◆ Request 1
Decide whether each statement below agrees with the excerpt on object IDs, answering yes or no and quoting the deciding words. (a) The proposal would extend the OID to include 6 bytes of data. (b) The auxiliary look-up table approach would encode the object type in the name. (c) For missing objects, no fetching or outside request is needed to get the object's type or size.
◆ Request 2
According to the excerpt on object IDs, how many bits of the proposed extra OID data would hold the object type?

◆ Document excerpt
###

I actually thought that the latter "downside" makes the object name
a tad larger.

But let's not go there, really.

"X is handy if we can get it on the surface without looking into it"
will grow.  Somebody may want to have the generation number of a
commit in the commit object name.  Yet another somebody may want to
be able to quickly learn the object name for the top-level tree from
the commit object name alone.  We need to stop somewhere, and as
already suggested in the thread(s), having auxiliary look-up table
is a better way to go, encoding nothing in the name, as we are going
to need such a look-up table because it is unrealistic to encode
everything we would want in the name anyway.



Re: Including object type and size in object id (Re: Git Merge contributor summit notes)

2018-03-26 Thread Jeff Hostetler



On 3/26/2018 5:00 PM, Jonathan Nieder wrote:

Jeff Hostetler wrote:
[long quote snipped]


While we are converting to a new hash function, it would be nice
if we could add a couple of fields to the end of the OID:  the object
type and the raw uncompressed object size.

If would be nice if we could extend the OID to include 6 bytes of data
(4 or 8 bits for the type and the rest for the raw object size), and
just say that an OID is a {hash,type,size} tuple.

There are lots of places where we open an object to see what type it is
or how big it is.  This requires uncompressing/undeltafying the object
(or at least decoding enough to get the header).  In the case of missing
objects (partial clone or a gvfs-like projection) it requires either
dynamically fetching the object or asking an object-size-server for the
data.

All of these cases could be eliminated if the type/size were available
in the OID.


This implies a limit on the object size (e.g. 5 bytes in your
example).  What happens when someone wants to encode an object larger
than that limit?

###

◆ Dataset excerpts
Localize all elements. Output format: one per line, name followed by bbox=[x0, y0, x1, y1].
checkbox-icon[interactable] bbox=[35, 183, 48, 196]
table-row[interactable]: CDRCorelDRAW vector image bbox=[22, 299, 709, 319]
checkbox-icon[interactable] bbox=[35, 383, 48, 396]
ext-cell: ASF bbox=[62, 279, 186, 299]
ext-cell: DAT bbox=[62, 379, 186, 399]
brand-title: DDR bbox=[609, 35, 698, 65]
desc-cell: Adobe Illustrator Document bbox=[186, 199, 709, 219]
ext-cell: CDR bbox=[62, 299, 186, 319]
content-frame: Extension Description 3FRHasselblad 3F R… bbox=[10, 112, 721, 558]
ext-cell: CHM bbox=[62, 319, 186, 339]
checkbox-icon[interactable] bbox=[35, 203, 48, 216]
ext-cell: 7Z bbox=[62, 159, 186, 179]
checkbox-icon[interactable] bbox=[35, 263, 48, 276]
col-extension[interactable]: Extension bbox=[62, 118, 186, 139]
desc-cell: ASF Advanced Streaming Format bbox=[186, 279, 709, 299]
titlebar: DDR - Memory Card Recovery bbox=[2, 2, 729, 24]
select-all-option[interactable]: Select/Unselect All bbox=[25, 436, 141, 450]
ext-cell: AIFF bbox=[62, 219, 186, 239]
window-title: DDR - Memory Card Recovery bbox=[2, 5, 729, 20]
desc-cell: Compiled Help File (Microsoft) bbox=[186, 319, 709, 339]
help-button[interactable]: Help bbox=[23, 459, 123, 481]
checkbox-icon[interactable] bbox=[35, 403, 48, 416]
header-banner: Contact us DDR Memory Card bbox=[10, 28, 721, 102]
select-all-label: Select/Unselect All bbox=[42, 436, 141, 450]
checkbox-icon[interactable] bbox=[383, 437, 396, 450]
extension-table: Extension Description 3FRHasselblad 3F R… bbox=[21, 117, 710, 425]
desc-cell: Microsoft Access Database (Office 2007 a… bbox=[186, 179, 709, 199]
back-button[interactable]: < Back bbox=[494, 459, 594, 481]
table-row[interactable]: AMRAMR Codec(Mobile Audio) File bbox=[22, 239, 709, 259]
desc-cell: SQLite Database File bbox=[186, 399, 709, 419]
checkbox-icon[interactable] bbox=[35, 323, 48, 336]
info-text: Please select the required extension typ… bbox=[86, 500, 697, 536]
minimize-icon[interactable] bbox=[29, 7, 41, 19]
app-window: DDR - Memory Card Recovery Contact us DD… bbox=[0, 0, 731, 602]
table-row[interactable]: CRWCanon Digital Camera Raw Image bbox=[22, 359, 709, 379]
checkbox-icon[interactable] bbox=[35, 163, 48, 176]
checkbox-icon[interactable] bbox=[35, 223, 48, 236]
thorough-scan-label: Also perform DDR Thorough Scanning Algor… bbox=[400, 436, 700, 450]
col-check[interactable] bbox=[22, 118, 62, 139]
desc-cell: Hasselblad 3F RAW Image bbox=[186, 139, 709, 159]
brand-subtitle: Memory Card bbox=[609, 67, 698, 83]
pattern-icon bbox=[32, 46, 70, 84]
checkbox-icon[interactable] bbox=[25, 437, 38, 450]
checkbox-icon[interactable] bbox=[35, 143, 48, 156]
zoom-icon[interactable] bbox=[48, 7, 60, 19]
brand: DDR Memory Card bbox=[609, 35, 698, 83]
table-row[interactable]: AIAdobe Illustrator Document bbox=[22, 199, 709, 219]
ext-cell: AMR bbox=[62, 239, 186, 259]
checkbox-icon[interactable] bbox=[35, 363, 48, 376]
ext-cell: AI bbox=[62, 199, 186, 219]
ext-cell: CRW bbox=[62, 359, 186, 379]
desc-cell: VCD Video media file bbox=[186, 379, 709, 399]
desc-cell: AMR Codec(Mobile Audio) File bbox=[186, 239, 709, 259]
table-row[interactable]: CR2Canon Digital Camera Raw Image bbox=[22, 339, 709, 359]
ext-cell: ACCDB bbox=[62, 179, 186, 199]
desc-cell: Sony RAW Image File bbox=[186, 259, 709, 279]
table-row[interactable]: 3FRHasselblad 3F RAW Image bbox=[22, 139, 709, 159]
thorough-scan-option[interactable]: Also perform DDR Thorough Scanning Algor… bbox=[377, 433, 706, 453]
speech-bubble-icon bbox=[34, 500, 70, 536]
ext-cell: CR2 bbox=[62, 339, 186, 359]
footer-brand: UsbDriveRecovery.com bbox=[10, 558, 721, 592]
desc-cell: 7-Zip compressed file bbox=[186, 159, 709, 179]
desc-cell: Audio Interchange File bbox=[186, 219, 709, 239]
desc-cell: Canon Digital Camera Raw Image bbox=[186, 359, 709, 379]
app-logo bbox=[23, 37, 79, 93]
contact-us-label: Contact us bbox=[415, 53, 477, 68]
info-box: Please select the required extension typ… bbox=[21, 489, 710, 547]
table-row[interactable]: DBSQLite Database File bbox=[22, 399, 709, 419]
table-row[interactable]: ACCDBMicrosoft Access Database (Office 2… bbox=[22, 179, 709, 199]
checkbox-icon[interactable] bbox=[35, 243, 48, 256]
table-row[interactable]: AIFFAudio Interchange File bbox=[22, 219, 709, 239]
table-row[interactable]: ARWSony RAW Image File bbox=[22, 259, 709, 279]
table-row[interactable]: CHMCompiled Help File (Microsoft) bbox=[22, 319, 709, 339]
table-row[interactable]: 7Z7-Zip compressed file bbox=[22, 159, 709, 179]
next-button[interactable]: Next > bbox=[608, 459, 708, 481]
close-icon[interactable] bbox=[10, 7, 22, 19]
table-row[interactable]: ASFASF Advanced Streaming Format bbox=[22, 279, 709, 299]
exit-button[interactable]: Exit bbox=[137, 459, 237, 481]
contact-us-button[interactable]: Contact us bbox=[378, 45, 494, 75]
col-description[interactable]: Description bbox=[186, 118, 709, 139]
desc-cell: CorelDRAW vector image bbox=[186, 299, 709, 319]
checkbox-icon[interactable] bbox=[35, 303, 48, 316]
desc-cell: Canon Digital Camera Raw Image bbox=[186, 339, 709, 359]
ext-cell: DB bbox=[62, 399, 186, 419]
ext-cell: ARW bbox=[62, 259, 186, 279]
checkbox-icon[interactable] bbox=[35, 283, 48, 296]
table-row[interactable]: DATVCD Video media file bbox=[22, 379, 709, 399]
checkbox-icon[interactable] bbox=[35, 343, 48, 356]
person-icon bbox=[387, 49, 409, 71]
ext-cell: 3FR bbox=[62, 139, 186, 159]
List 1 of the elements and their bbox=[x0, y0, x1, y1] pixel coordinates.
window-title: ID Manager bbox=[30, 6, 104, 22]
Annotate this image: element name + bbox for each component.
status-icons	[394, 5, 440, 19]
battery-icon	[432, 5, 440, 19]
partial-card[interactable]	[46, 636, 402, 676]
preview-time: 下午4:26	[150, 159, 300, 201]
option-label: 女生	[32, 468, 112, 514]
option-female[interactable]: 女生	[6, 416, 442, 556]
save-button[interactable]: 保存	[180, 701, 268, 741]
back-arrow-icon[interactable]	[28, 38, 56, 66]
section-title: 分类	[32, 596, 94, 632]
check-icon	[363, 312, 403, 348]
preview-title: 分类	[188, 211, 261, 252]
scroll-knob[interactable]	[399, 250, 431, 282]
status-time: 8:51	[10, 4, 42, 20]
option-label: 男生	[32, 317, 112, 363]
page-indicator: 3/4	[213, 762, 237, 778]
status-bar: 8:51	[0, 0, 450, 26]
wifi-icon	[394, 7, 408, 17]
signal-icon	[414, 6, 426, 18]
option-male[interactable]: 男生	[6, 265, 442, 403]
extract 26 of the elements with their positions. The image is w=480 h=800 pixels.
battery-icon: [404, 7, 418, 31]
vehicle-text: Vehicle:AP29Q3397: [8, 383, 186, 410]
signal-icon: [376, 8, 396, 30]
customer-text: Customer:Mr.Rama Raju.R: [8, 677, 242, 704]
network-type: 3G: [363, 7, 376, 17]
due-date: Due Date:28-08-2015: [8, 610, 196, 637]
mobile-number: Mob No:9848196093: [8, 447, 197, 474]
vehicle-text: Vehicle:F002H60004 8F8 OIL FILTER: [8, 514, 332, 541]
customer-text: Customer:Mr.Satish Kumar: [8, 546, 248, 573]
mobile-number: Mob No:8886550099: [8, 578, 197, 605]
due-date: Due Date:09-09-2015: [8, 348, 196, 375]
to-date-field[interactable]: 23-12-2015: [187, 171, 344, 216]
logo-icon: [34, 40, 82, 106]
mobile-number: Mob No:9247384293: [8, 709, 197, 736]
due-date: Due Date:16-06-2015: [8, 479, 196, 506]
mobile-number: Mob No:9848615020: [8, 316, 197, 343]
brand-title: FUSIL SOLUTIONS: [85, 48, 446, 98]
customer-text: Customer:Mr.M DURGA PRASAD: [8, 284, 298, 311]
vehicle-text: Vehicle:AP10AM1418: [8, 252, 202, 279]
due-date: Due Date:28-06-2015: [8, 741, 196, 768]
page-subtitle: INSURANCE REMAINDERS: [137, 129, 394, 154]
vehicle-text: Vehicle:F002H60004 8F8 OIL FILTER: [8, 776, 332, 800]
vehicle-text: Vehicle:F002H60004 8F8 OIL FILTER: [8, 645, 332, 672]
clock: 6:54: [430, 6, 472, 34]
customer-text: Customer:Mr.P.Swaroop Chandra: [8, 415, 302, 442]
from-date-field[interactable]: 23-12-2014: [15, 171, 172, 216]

###

◆ Worked solution 1
(a) Yes: "extend the OID to include 6 bytes of data"
(b) No: "encoding nothing in the name"
(c) No: "it requires either dynamically fetching the object or asking an object-size-server for the data"

◆ Worked solution 2
4 or 8 bits